— Material for this exercise —
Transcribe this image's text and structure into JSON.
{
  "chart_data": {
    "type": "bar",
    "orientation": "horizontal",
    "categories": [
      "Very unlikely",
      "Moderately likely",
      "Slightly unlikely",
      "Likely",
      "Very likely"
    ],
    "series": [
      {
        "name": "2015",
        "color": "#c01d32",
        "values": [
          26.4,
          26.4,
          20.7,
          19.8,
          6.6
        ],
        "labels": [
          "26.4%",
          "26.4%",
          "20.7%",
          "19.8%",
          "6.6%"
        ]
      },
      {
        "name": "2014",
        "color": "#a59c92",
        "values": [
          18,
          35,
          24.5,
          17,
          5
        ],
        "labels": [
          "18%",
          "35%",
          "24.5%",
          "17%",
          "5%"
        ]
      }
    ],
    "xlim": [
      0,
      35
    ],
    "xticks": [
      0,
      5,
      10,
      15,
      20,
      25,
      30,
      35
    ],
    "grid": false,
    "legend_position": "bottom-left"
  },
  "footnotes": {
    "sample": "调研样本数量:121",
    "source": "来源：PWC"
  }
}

— Task details —
Without omitting anything, output the entries exactly.

— Exercise answer —
Transcribe this image's text and structure into JSON.
{
  "chart_data": {
    "type": "bar",
    "orientation": "horizontal",
    "categories": [
      "Very unlikely",
      "Moderately likely",
      "Slightly unlikely",
      "Likely",
      "Very likely"
    ],
    "series": [
      {
        "name": "2015",
        "color": "#c01d32",
        "values": [
          26.4,
          26.4,
          20.7,
          19.8,
          6.6
        ],
        "labels": [
          "26.4%",
          "26.4%",
          "20.7%",
          "19.8%",
          "6.6%"
        ]
      },
      {
        "name": "2014",
        "color": "#a59c92",
        "values": [
          18,
          35,
          24.5,
          17,
          5
        ],
        "labels": [
          "18%",
          "35%",
          "24.5%",
          "17%",
          "5%"
        ]
      }
    ],
    "xlim": [
      0,
      35
    ],
    "xticks": [
      0,
      5,
      10,
      15,
      20,
      25,
      30,
      35
    ],
    "grid": false,
    "legend_position": "bottom-left"
  },
  "footnotes": {
    "sample": "调研样本数量:121",
    "source": "来源：PWC"
  }
}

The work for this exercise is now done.